Requirement →
Each line that follows should be printed again exactly as it stands.

Dataset records:
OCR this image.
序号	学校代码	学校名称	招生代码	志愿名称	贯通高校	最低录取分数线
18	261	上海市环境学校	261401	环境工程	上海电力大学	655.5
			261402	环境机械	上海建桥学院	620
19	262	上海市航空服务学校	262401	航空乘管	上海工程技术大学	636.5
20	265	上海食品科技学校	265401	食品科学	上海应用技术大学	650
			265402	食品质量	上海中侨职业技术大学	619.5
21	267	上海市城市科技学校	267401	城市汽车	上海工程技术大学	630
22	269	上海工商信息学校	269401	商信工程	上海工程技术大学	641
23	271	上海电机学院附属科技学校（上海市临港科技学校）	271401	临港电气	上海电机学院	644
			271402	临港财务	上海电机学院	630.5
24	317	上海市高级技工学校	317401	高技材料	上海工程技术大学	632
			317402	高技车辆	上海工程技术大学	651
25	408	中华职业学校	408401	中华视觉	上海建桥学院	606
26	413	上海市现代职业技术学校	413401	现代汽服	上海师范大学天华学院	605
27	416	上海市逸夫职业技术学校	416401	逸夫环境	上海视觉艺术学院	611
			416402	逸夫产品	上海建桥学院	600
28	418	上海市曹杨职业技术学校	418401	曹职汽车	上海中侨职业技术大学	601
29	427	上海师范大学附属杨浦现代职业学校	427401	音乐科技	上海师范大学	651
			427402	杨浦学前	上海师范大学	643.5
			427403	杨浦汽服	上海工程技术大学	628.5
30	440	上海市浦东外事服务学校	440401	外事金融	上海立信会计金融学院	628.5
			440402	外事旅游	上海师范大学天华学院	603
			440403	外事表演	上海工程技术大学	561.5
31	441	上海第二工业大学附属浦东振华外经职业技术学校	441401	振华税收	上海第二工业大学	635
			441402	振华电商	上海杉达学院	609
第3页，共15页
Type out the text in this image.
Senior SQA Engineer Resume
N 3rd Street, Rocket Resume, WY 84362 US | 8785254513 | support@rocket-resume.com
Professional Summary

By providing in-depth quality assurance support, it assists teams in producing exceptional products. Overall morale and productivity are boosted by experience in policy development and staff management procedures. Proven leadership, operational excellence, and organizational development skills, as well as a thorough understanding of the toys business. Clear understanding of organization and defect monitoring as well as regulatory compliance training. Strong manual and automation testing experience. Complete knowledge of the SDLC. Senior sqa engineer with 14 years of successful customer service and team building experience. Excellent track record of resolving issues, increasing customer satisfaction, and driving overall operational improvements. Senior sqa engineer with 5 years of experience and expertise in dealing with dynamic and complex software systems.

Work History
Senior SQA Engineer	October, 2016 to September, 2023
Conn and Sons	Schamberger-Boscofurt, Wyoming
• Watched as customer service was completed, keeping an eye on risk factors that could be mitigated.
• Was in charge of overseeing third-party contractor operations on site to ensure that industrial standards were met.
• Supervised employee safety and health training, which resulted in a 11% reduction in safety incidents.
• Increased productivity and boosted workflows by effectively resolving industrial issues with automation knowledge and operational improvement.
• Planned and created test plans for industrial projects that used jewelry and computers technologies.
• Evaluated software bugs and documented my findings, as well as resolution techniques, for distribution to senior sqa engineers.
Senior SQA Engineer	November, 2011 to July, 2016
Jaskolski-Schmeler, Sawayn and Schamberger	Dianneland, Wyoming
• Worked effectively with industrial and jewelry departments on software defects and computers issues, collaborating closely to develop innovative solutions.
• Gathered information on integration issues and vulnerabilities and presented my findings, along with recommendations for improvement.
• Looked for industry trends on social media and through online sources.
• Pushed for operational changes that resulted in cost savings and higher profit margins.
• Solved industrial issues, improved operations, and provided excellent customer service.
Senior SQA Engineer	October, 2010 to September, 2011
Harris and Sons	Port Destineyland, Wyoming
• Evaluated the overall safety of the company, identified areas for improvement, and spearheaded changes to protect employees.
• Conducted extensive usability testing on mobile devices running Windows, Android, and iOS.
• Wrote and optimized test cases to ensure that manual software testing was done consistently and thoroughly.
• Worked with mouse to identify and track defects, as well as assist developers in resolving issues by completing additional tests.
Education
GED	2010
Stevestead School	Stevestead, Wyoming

Task solution →
OCR this image.
序号	学校代码	学校名称	招生代码	志愿名称	贯通高校	最低录取分数线
18	261	上海市环境学校	261401	环境工程	上海电力大学	655.5
			261402	环境机械	上海建桥学院	620
19	262	上海市航空服务学校	262401	航空乘管	上海工程技术大学	636.5
20	265	上海食品科技学校	265401	食品科学	上海应用技术大学	650
			265402	食品质量	上海中侨职业技术大学	619.5
21	267	上海市城市科技学校	267401	城市汽车	上海工程技术大学	630
22	269	上海工商信息学校	269401	商信工程	上海工程技术大学	641
23	271	上海电机学院附属科技学校（上海市临港科技学校）	271401	临港电气	上海电机学院	644
			271402	临港财务	上海电机学院	630.5
24	317	上海市高级技工学校	317401	高技材料	上海工程技术大学	632
			317402	高技车辆	上海工程技术大学	651
25	408	中华职业学校	408401	中华视觉	上海建桥学院	606
26	413	上海市现代职业技术学校	413401	现代汽服	上海师范大学天华学院	605
27	416	上海市逸夫职业技术学校	416401	逸夫环境	上海视觉艺术学院	611
			416402	逸夫产品	上海建桥学院	600
28	418	上海市曹杨职业技术学校	418401	曹职汽车	上海中侨职业技术大学	601
29	427	上海师范大学附属杨浦现代职业学校	427401	音乐科技	上海师范大学	651
			427402	杨浦学前	上海师范大学	643.5
			427403	杨浦汽服	上海工程技术大学	628.5
30	440	上海市浦东外事服务学校	440401	外事金融	上海立信会计金融学院	628.5
			440402	外事旅游	上海师范大学天华学院	603
			440403	外事表演	上海工程技术大学	561.5
31	441	上海第二工业大学附属浦东振华外经职业技术学校	441401	振华税收	上海第二工业大学	635
			441402	振华电商	上海杉达学院	609
第3页，共15页
Type out the text in this image.
Senior SQA Engineer Resume
N 3rd Street, Rocket Resume, WY 84362 US | 8785254513 | support@rocket-resume.com
Professional Summary

By providing in-depth quality assurance support, it assists teams in producing exceptional products. Overall morale and productivity are boosted by experience in policy development and staff management procedures. Proven leadership, operational excellence, and organizational development skills, as well as a thorough understanding of the toys business. Clear understanding of organization and defect monitoring as well as regulatory compliance training. Strong manual and automation testing experience. Complete knowledge of the SDLC. Senior sqa engineer with 14 years of successful customer service and team building experience. Excellent track record of resolving issues, increasing customer satisfaction, and driving overall operational improvements. Senior sqa engineer with 5 years of experience and expertise in dealing with dynamic and complex software systems.

Work History
Senior SQA Engineer	October, 2016 to September, 2023
Conn and Sons	Schamberger-Boscofurt, Wyoming
• Watched as customer service was completed, keeping an eye on risk factors that could be mitigated.
• Was in charge of overseeing third-party contractor operations on site to ensure that industrial standards were met.
• Supervised employee safety and health training, which resulted in a 11% reduction in safety incidents.
• Increased productivity and boosted workflows by effectively resolving industrial issues with automation knowledge and operational improvement.
• Planned and created test plans for industrial projects that used jewelry and computers technologies.
• Evaluated software bugs and documented my findings, as well as resolution techniques, for distribution to senior sqa engineers.
Senior SQA Engineer	November, 2011 to July, 2016
Jaskolski-Schmeler, Sawayn and Schamberger	Dianneland, Wyoming
• Worked effectively with industrial and jewelry departments on software defects and computers issues, collaborating closely to develop innovative solutions.
• Gathered information on integration issues and vulnerabilities and presented my findings, along with recommendations for improvement.
• Looked for industry trends on social media and through online sources.
• Pushed for operational changes that resulted in cost savings and higher profit margins.
• Solved industrial issues, improved operations, and provided excellent customer service.
Senior SQA Engineer	October, 2010 to September, 2011
Harris and Sons	Port Destineyland, Wyoming
• Evaluated the overall safety of the company, identified areas for improvement, and spearheaded changes to protect employees.
• Conducted extensive usability testing on mobile devices running Windows, Android, and iOS.
• Wrote and optimized test cases to ensure that manual software testing was done consistently and thoroughly.
• Worked with mouse to identify and track defects, as well as assist developers in resolving issues by completing additional tests.
Education
GED	2010
Stevestead School	Stevestead, Wyoming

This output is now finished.